- Dataset excerpts -

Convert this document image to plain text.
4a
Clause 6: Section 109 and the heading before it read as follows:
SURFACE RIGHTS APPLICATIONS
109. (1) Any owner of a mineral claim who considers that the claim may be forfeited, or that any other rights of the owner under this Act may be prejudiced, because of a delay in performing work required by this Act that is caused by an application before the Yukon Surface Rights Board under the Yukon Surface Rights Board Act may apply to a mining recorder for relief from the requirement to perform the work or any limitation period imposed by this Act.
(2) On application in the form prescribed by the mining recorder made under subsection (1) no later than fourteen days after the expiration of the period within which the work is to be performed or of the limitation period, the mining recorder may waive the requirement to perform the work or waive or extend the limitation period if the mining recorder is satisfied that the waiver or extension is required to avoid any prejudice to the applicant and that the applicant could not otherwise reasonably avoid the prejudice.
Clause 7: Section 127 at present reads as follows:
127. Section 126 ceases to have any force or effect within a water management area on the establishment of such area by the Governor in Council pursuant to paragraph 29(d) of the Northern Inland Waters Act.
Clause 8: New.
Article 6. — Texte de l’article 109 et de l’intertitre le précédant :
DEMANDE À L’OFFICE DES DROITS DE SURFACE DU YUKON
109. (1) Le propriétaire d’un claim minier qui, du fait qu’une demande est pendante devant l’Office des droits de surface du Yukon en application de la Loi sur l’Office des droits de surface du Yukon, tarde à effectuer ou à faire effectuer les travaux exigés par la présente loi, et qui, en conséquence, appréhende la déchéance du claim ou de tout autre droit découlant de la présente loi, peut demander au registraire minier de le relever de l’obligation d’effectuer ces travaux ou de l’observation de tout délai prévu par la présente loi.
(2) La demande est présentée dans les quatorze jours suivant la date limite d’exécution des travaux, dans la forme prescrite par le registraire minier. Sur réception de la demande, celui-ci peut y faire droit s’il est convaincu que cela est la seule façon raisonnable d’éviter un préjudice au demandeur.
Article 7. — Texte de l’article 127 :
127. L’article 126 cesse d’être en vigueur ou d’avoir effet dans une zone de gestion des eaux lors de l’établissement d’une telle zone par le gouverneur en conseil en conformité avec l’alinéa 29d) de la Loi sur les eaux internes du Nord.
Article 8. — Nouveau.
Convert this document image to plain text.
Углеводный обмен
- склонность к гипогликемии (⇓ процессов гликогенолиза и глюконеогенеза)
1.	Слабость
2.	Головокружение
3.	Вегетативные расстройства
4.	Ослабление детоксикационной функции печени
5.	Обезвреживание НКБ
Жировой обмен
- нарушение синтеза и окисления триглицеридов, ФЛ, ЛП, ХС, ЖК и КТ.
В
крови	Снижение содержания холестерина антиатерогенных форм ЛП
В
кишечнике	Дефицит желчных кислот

- Task directions -
Give the number of lines in the records above that contain the word "follows". Reply with that number alone.

- Output below -
2